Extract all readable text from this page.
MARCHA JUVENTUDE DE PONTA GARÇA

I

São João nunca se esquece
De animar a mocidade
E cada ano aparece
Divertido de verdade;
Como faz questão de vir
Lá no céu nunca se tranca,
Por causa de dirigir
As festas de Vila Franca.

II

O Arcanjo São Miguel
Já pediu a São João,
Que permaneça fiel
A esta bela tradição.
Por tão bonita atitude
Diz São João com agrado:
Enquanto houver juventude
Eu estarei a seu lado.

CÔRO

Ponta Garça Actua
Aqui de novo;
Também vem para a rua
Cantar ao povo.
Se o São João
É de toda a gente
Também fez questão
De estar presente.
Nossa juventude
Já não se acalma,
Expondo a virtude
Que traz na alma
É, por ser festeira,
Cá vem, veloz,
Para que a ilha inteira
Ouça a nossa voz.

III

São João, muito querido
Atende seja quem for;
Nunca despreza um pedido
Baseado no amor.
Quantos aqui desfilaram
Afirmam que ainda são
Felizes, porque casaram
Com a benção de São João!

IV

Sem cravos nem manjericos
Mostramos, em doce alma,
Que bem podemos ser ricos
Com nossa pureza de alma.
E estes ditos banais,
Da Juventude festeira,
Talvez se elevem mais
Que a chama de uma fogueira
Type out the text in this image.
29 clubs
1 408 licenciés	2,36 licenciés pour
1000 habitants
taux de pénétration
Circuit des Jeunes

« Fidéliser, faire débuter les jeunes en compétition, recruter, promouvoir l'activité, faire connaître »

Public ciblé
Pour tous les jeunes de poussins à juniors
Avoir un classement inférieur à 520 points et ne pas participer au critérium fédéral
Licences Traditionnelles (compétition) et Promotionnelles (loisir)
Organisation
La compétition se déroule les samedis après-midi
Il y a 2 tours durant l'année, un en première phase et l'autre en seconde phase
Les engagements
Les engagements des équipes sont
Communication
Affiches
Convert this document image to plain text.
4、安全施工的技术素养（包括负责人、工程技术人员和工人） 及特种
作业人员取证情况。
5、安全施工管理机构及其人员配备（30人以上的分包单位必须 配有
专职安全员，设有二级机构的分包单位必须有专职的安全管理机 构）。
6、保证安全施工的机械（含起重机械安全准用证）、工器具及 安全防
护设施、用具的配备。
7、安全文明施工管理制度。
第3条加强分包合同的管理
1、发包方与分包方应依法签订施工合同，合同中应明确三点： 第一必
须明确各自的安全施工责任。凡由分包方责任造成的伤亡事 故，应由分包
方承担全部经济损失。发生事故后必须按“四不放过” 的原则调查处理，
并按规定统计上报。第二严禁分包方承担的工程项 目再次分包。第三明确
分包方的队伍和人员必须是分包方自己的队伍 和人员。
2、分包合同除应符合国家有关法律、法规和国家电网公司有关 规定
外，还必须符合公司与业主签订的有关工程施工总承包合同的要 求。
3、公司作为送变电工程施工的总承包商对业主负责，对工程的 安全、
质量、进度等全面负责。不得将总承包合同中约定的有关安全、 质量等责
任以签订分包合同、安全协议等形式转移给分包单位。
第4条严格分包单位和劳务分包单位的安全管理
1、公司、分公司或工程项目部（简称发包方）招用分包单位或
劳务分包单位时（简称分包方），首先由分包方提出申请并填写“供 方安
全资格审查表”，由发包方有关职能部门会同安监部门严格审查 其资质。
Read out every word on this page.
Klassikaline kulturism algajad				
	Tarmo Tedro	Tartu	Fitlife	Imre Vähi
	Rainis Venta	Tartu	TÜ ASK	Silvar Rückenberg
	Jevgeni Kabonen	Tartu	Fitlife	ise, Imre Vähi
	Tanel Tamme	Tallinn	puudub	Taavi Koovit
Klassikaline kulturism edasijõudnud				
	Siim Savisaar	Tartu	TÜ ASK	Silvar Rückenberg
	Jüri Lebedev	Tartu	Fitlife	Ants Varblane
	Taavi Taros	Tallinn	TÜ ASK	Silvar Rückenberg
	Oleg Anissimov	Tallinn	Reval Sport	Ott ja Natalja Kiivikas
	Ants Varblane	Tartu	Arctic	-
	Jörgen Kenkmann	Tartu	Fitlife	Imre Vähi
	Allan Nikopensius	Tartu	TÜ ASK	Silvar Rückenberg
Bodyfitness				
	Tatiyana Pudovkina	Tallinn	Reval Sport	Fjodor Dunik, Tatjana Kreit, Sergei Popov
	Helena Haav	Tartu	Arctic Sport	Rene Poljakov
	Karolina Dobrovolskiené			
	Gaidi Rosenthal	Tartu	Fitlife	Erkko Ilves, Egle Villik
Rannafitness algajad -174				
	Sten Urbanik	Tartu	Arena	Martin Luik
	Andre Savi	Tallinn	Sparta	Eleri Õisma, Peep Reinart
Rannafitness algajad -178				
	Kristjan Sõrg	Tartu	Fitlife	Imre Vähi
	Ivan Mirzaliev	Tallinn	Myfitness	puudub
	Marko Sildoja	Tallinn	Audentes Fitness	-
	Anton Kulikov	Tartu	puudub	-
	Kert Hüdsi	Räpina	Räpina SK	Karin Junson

□ □ □ □

● **Stated exercise**
Reproduce every record, matching each line exactly.

● **Answer**
Extract all readable text from this page.
MARCHA JUVENTUDE DE PONTA GARÇA

I

São João nunca se esquece
De animar a mocidade
E cada ano aparece
Divertido de verdade;
Como faz questão de vir
Lá no céu nunca se tranca,
Por causa de dirigir
As festas de Vila Franca.

II

O Arcanjo São Miguel
Já pediu a São João,
Que permaneça fiel
A esta bela tradição.
Por tão bonita atitude
Diz São João com agrado:
Enquanto houver juventude
Eu estarei a seu lado.

CÔRO

Ponta Garça Actua
Aqui de novo;
Também vem para a rua
Cantar ao povo.
Se o São João
É de toda a gente
Também fez questão
De estar presente.
Nossa juventude
Já não se acalma,
Expondo a virtude
Que traz na alma
É, por ser festeira,
Cá vem, veloz,
Para que a ilha inteira
Ouça a nossa voz.

III

São João, muito querido
Atende seja quem for;
Nunca despreza um pedido
Baseado no amor.
Quantos aqui desfilaram
Afirmam que ainda são
Felizes, porque casaram
Com a benção de São João!

IV

Sem cravos nem manjericos
Mostramos, em doce alma,
Que bem podemos ser ricos
Com nossa pureza de alma.
E estes ditos banais,
Da Juventude festeira,
Talvez se elevem mais
Que a chama de uma fogueira
Type out the text in this image.
29 clubs
1 408 licenciés	2,36 licenciés pour
1000 habitants
taux de pénétration
Circuit des Jeunes

« Fidéliser, faire débuter les jeunes en compétition, recruter, promouvoir l'activité, faire connaître »

Public ciblé
Pour tous les jeunes de poussins à juniors
Avoir un classement inférieur à 520 points et ne pas participer au critérium fédéral
Licences Traditionnelles (compétition) et Promotionnelles (loisir)
Organisation
La compétition se déroule les samedis après-midi
Il y a 2 tours durant l'année, un en première phase et l'autre en seconde phase
Les engagements
Les engagements des équipes sont
Communication
Affiches
Convert this document image to plain text.
4、安全施工的技术素养（包括负责人、工程技术人员和工人） 及特种
作业人员取证情况。
5、安全施工管理机构及其人员配备（30人以上的分包单位必须 配有
专职安全员，设有二级机构的分包单位必须有专职的安全管理机 构）。
6、保证安全施工的机械（含起重机械安全准用证）、工器具及 安全防
护设施、用具的配备。
7、安全文明施工管理制度。
第3条加强分包合同的管理
1、发包方与分包方应依法签订施工合同，合同中应明确三点： 第一必
须明确各自的安全施工责任。凡由分包方责任造成的伤亡事 故，应由分包
方承担全部经济损失。发生事故后必须按“四不放过” 的原则调查处理，
并按规定统计上报。第二严禁分包方承担的工程项 目再次分包。第三明确
分包方的队伍和人员必须是分包方自己的队伍 和人员。
2、分包合同除应符合国家有关法律、法规和国家电网公司有关 规定
外，还必须符合公司与业主签订的有关工程施工总承包合同的要 求。
3、公司作为送变电工程施工的总承包商对业主负责，对工程的 安全、
质量、进度等全面负责。不得将总承包合同中约定的有关安全、 质量等责
任以签订分包合同、安全协议等形式转移给分包单位。
第4条严格分包单位和劳务分包单位的安全管理
1、公司、分公司或工程项目部（简称发包方）招用分包单位或
劳务分包单位时（简称分包方），首先由分包方提出申请并填写“供 方安
全资格审查表”，由发包方有关职能部门会同安监部门严格审查 其资质。
Read out every word on this page.
Klassikaline kulturism algajad				
	Tarmo Tedro	Tartu	Fitlife	Imre Vähi
	Rainis Venta	Tartu	TÜ ASK	Silvar Rückenberg
	Jevgeni Kabonen	Tartu	Fitlife	ise, Imre Vähi
	Tanel Tamme	Tallinn	puudub	Taavi Koovit
Klassikaline kulturism edasijõudnud				
	Siim Savisaar	Tartu	TÜ ASK	Silvar Rückenberg
	Jüri Lebedev	Tartu	Fitlife	Ants Varblane
	Taavi Taros	Tallinn	TÜ ASK	Silvar Rückenberg
	Oleg Anissimov	Tallinn	Reval Sport	Ott ja Natalja Kiivikas
	Ants Varblane	Tartu	Arctic	-
	Jörgen Kenkmann	Tartu	Fitlife	Imre Vähi
	Allan Nikopensius	Tartu	TÜ ASK	Silvar Rückenberg
Bodyfitness				
	Tatiyana Pudovkina	Tallinn	Reval Sport	Fjodor Dunik, Tatjana Kreit, Sergei Popov
	Helena Haav	Tartu	Arctic Sport	Rene Poljakov
	Karolina Dobrovolskiené			
	Gaidi Rosenthal	Tartu	Fitlife	Erkko Ilves, Egle Villik
Rannafitness algajad -174				
	Sten Urbanik	Tartu	Arena	Martin Luik
	Andre Savi	Tallinn	Sparta	Eleri Õisma, Peep Reinart
Rannafitness algajad -178				
	Kristjan Sõrg	Tartu	Fitlife	Imre Vähi
	Ivan Mirzaliev	Tallinn	Myfitness	puudub
	Marko Sildoja	Tallinn	Audentes Fitness	-
	Anton Kulikov	Tartu	puudub	-
	Kert Hüdsi	Räpina	Räpina SK	Karin Junson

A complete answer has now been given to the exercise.